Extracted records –
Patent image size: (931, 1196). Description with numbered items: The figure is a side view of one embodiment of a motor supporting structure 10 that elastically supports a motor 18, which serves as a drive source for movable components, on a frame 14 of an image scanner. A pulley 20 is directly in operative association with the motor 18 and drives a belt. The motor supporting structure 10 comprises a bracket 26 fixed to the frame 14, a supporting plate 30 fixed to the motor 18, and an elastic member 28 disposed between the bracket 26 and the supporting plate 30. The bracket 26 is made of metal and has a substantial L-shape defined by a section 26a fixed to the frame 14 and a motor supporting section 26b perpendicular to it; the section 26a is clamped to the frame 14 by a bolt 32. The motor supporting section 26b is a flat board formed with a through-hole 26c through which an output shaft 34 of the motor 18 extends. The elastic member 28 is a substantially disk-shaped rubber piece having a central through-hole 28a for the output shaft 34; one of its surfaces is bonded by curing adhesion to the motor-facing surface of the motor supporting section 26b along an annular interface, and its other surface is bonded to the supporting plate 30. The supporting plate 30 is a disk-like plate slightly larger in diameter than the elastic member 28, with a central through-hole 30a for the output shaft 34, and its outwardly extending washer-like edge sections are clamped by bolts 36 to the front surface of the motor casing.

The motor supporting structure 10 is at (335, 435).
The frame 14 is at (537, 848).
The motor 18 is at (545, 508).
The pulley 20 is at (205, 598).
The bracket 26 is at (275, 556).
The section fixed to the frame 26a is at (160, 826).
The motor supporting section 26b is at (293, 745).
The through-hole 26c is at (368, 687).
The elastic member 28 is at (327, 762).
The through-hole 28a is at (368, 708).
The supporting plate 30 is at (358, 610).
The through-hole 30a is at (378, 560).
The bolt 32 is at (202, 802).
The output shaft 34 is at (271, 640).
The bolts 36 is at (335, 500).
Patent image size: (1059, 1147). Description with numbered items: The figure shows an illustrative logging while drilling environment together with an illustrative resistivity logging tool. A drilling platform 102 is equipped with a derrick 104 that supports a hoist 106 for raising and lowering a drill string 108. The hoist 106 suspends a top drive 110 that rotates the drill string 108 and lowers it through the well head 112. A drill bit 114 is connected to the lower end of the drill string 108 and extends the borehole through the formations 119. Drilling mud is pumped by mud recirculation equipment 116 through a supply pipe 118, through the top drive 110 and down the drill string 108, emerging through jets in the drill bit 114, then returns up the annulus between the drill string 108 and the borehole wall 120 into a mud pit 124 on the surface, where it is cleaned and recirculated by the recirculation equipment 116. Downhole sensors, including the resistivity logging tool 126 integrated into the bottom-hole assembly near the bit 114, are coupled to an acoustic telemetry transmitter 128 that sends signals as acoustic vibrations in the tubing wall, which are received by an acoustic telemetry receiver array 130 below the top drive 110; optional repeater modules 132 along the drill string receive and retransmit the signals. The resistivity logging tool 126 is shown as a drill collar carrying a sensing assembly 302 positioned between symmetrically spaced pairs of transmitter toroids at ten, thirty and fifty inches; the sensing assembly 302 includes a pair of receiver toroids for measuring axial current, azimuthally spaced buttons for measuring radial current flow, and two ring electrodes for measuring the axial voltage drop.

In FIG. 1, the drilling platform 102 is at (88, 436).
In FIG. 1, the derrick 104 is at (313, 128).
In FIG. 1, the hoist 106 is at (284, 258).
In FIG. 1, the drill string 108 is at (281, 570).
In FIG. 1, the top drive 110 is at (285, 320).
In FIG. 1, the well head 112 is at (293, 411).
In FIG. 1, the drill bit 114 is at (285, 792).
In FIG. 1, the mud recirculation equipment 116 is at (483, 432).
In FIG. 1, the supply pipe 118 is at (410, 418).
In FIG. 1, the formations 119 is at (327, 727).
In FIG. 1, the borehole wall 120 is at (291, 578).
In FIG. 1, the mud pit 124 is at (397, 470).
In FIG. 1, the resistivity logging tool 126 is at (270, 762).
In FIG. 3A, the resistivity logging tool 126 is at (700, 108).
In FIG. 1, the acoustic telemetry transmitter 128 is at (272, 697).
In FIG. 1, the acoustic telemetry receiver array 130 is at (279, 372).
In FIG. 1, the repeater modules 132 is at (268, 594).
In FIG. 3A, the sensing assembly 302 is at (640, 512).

WHAT TO PRODUCE –
Arrange all of the data above as a two-column CSV with the headers "prompt" and "response". Give each text in the first column and its answer in the second, one row per text, with every field quoted and line breaks replaced by spaces.

EXERCISE ANSWER –
prompt,response
"Patent image size: (931, 1196). Description with numbered items: The figure is a side view of one embodiment of a motor supporting structure 10 that elastically supports a motor 18, which serves as a drive source for movable components, on a frame 14 of an image scanner. A pulley 20 is directly in operative association with the motor 18 and drives a belt. The motor supporting structure 10 comprises a bracket 26 fixed to the frame 14, a supporting plate 30 fixed to the motor 18, and an elastic member 28 disposed between the bracket 26 and the supporting plate 30. The bracket 26 is made of metal and has a substantial L-shape defined by a section 26a fixed to the frame 14 and a motor supporting section 26b perpendicular to it; the section 26a is clamped to the frame 14 by a bolt 32. The motor supporting section 26b is a flat board formed with a through-hole 26c through which an output shaft 34 of the motor 18 extends. The elastic member 28 is a substantially disk-shaped rubber piece having a central through-hole 28a for the output shaft 34; one of its surfaces is bonded by curing adhesion to the motor-facing surface of the motor supporting section 26b along an annular interface, and its other surface is bonded to the supporting plate 30. The supporting plate 30 is a disk-like plate slightly larger in diameter than the elastic member 28, with a central through-hole 30a for the output shaft 34, and its outwardly extending washer-like edge sections are clamped by bolts 36 to the front surface of the motor casing.","The motor supporting structure 10 is at (335, 435). The frame 14 is at (537, 848). The motor 18 is at (545, 508). The pulley 20 is at (205, 598). The bracket 26 is at (275, 556). The section fixed to the frame 26a is at (160, 826). The motor supporting section 26b is at (293, 745). The through-hole 26c is at (368, 687). The elastic member 28 is at (327, 762). The through-hole 28a is at (368, 708). The supporting plate 30 is at (358, 610). The through-hole 30a is at (378, 560). The bolt 32 is at (202, 802). The output shaft 34 is at (271, 640). The bolts 36 is at (335, 500)."
"Patent image size: (1059, 1147). Description with numbered items: The figure shows an illustrative logging while drilling environment together with an illustrative resistivity logging tool. A drilling platform 102 is equipped with a derrick 104 that supports a hoist 106 for raising and lowering a drill string 108. The hoist 106 suspends a top drive 110 that rotates the drill string 108 and lowers it through the well head 112. A drill bit 114 is connected to the lower end of the drill string 108 and extends the borehole through the formations 119. Drilling mud is pumped by mud recirculation equipment 116 through a supply pipe 118, through the top drive 110 and down the drill string 108, emerging through jets in the drill bit 114, then returns up the annulus between the drill string 108 and the borehole wall 120 into a mud pit 124 on the surface, where it is cleaned and recirculated by the recirculation equipment 116. Downhole sensors, including the resistivity logging tool 126 integrated into the bottom-hole assembly near the bit 114, are coupled to an acoustic telemetry transmitter 128 that sends signals as acoustic vibrations in the tubing wall, which are received by an acoustic telemetry receiver array 130 below the top drive 110; optional repeater modules 132 along the drill string receive and retransmit the signals. The resistivity logging tool 126 is shown as a drill collar carrying a sensing assembly 302 positioned between symmetrically spaced pairs of transmitter toroids at ten, thirty and fifty inches; the sensing assembly 302 includes a pair of receiver toroids for measuring axial current, azimuthally spaced buttons for measuring radial current flow, and two ring electrodes for measuring the axial voltage drop.","In FIG. 1, the drilling platform 102 is at (88, 436). In FIG. 1, the derrick 104 is at (313, 128). In FIG. 1, the hoist 106 is at (284, 258). In FIG. 1, the drill string 108 is at (281, 570). In FIG. 1, the top drive 110 is at (285, 320). In FIG. 1, the well head 112 is at (293, 411). In FIG. 1, the drill bit 114 is at (285, 792). In FIG. 1, the mud recirculation equipment 116 is at (483, 432). In FIG. 1, the supply pipe 118 is at (410, 418). In FIG. 1, the formations 119 is at (327, 727). In FIG. 1, the borehole wall 120 is at (291, 578). In FIG. 1, the mud pit 124 is at (397, 470). In FIG. 1, the resistivity logging tool 126 is at (270, 762). In FIG. 3A, the resistivity logging tool 126 is at (700, 108). In FIG. 1, the acoustic telemetry transmitter 128 is at (272, 697). In FIG. 1, the acoustic telemetry receiver array 130 is at (279, 372). In FIG. 1, the repeater modules 132 is at (268, 594). In FIG. 3A, the sensing assembly 302 is at (640, 512)."